• **Excerpted data**
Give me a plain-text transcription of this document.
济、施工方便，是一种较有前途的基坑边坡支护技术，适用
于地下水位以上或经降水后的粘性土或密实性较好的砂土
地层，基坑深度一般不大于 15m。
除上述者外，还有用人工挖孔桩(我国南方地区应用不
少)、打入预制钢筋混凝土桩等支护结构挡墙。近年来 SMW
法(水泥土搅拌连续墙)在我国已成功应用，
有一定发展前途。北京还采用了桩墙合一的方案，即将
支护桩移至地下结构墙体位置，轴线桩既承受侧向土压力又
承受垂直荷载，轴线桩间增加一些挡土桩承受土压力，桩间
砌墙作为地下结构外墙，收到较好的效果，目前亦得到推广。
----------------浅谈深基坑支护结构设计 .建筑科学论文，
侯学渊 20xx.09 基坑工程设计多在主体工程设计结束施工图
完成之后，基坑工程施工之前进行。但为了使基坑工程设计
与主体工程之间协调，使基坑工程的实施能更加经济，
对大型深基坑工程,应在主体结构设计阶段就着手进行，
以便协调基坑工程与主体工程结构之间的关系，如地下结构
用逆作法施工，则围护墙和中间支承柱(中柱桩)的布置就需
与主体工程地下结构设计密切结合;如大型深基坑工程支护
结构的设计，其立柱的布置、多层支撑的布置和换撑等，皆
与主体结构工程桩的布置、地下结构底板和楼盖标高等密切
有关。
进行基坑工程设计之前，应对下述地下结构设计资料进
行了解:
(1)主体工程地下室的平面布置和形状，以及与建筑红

• **What you have to do**
Give the listing above again, word for word.

• **Written response**
Give me a plain-text transcription of this document.
济、施工方便，是一种较有前途的基坑边坡支护技术，适用
于地下水位以上或经降水后的粘性土或密实性较好的砂土
地层，基坑深度一般不大于 15m。
除上述者外，还有用人工挖孔桩(我国南方地区应用不
少)、打入预制钢筋混凝土桩等支护结构挡墙。近年来 SMW
法(水泥土搅拌连续墙)在我国已成功应用，
有一定发展前途。北京还采用了桩墙合一的方案，即将
支护桩移至地下结构墙体位置，轴线桩既承受侧向土压力又
承受垂直荷载，轴线桩间增加一些挡土桩承受土压力，桩间
砌墙作为地下结构外墙，收到较好的效果，目前亦得到推广。
----------------浅谈深基坑支护结构设计 .建筑科学论文，
侯学渊 20xx.09 基坑工程设计多在主体工程设计结束施工图
完成之后，基坑工程施工之前进行。但为了使基坑工程设计
与主体工程之间协调，使基坑工程的实施能更加经济，
对大型深基坑工程,应在主体结构设计阶段就着手进行，
以便协调基坑工程与主体工程结构之间的关系，如地下结构
用逆作法施工，则围护墙和中间支承柱(中柱桩)的布置就需
与主体工程地下结构设计密切结合;如大型深基坑工程支护
结构的设计，其立柱的布置、多层支撑的布置和换撑等，皆
与主体结构工程桩的布置、地下结构底板和楼盖标高等密切
有关。
进行基坑工程设计之前，应对下述地下结构设计资料进
行了解:
(1)主体工程地下室的平面布置和形状，以及与建筑红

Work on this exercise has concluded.